Dataset rows:
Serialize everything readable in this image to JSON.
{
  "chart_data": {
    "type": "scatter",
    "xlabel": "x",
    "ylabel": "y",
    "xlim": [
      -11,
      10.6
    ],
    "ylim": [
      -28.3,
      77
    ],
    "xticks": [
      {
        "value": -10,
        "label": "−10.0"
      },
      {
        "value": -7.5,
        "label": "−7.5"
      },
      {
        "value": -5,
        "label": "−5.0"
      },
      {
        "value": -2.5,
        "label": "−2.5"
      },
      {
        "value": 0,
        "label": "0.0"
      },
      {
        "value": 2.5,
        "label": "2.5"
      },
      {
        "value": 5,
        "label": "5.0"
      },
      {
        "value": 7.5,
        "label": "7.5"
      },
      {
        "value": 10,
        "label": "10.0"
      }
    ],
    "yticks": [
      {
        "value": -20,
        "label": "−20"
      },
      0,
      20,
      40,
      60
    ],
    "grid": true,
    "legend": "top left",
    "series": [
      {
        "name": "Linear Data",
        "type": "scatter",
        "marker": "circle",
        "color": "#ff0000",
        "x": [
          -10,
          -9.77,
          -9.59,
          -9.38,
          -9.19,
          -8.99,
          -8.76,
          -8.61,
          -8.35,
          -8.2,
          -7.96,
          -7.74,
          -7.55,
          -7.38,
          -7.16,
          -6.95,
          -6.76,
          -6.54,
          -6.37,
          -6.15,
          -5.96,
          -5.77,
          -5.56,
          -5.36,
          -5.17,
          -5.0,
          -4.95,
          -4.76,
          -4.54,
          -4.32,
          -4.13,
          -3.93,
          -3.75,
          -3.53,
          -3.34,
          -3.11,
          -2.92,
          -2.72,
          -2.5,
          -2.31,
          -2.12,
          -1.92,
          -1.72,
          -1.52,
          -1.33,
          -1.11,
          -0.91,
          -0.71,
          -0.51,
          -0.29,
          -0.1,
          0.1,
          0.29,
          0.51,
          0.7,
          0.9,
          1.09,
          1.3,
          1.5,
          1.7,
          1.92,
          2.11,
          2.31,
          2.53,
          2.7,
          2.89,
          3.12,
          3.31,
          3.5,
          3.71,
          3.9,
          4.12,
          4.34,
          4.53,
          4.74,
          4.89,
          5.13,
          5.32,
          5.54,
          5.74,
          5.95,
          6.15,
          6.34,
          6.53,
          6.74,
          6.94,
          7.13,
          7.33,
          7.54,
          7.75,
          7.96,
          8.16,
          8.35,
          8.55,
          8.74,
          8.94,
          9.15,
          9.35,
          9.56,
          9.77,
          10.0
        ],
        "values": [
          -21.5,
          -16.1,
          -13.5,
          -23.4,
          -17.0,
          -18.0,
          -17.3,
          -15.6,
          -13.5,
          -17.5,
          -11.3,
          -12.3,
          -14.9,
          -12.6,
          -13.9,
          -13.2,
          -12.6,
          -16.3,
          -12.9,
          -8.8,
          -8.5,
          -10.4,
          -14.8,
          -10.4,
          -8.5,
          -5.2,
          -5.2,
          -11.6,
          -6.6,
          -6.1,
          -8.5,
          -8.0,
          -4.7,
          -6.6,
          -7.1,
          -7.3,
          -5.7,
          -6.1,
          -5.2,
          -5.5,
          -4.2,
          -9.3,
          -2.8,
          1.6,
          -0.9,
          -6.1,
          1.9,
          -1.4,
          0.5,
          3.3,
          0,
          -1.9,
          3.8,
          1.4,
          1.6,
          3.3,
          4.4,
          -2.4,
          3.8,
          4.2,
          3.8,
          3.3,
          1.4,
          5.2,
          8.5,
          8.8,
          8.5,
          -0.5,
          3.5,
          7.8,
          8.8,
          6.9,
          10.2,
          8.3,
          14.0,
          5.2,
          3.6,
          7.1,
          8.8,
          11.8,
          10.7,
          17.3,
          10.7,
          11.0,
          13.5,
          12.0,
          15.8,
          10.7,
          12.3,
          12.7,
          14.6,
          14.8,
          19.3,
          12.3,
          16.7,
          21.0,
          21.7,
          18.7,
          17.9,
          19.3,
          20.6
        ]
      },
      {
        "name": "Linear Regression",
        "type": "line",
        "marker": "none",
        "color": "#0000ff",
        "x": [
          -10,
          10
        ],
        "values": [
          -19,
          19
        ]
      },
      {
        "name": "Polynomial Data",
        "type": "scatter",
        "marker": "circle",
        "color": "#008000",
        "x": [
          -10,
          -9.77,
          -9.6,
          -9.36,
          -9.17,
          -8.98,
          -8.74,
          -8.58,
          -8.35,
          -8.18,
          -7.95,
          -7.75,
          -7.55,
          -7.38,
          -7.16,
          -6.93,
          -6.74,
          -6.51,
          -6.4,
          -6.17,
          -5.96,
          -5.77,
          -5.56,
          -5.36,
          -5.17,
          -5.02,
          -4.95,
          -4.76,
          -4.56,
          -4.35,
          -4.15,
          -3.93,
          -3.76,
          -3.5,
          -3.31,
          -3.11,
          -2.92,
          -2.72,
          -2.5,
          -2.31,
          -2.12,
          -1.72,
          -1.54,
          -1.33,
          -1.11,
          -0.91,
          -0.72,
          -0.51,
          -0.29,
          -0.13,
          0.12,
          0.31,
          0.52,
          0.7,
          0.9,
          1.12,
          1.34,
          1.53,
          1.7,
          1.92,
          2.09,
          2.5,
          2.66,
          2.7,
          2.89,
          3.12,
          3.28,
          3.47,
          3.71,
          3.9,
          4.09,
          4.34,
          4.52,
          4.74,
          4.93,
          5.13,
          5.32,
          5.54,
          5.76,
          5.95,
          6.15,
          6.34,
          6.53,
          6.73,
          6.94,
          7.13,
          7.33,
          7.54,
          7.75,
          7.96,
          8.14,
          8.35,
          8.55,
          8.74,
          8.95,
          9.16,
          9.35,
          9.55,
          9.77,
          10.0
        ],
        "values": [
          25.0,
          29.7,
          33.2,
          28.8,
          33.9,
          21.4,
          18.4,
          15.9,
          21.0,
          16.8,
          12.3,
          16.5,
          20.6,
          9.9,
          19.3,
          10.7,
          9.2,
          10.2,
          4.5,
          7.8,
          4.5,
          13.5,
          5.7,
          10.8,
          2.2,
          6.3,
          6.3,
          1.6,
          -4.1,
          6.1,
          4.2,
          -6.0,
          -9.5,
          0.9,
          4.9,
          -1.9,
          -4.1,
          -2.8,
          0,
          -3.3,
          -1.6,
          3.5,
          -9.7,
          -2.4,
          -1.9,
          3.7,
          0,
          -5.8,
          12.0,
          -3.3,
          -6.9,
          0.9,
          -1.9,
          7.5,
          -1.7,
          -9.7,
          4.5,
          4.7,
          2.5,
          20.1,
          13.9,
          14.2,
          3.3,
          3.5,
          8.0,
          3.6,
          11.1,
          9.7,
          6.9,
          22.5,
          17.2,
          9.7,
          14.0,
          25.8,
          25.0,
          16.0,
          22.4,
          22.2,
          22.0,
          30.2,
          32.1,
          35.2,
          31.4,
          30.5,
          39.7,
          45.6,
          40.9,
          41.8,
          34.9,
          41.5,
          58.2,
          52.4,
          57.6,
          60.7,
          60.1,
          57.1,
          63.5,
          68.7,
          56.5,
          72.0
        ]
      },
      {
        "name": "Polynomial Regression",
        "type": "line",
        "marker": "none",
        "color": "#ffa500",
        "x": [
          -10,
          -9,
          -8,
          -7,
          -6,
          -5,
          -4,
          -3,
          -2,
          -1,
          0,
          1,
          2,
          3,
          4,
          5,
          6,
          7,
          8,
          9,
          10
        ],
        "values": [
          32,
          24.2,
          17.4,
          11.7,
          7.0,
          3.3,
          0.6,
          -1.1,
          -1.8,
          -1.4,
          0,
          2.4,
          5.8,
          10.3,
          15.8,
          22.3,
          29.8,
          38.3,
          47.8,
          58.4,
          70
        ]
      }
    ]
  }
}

The exercise:
Report every line in the data above in which the word "Linear" appears.

Exercise solution:
        "name": "Linear Data",
        "name": "Linear Regression",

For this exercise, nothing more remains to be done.